- To do: Retype all the records with nothing changed.

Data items
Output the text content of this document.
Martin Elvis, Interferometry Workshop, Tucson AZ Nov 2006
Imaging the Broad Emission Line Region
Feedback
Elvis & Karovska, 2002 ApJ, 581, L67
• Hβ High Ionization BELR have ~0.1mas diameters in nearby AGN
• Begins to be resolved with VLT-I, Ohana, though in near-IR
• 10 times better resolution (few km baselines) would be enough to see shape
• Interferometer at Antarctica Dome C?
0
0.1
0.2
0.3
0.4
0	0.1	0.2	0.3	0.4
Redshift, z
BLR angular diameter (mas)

- Solution to the exercise:
Output the text content of this document.
Martin Elvis, Interferometry Workshop, Tucson AZ Nov 2006
Imaging the Broad Emission Line Region
Feedback
Elvis & Karovska, 2002 ApJ, 581, L67
• Hβ High Ionization BELR have ~0.1mas diameters in nearby AGN
• Begins to be resolved with VLT-I, Ohana, though in near-IR
• 10 times better resolution (few km baselines) would be enough to see shape
• Interferometer at Antarctica Dome C?
0
0.1
0.2
0.3
0.4
0	0.1	0.2	0.3	0.4
Redshift, z
BLR angular diameter (mas)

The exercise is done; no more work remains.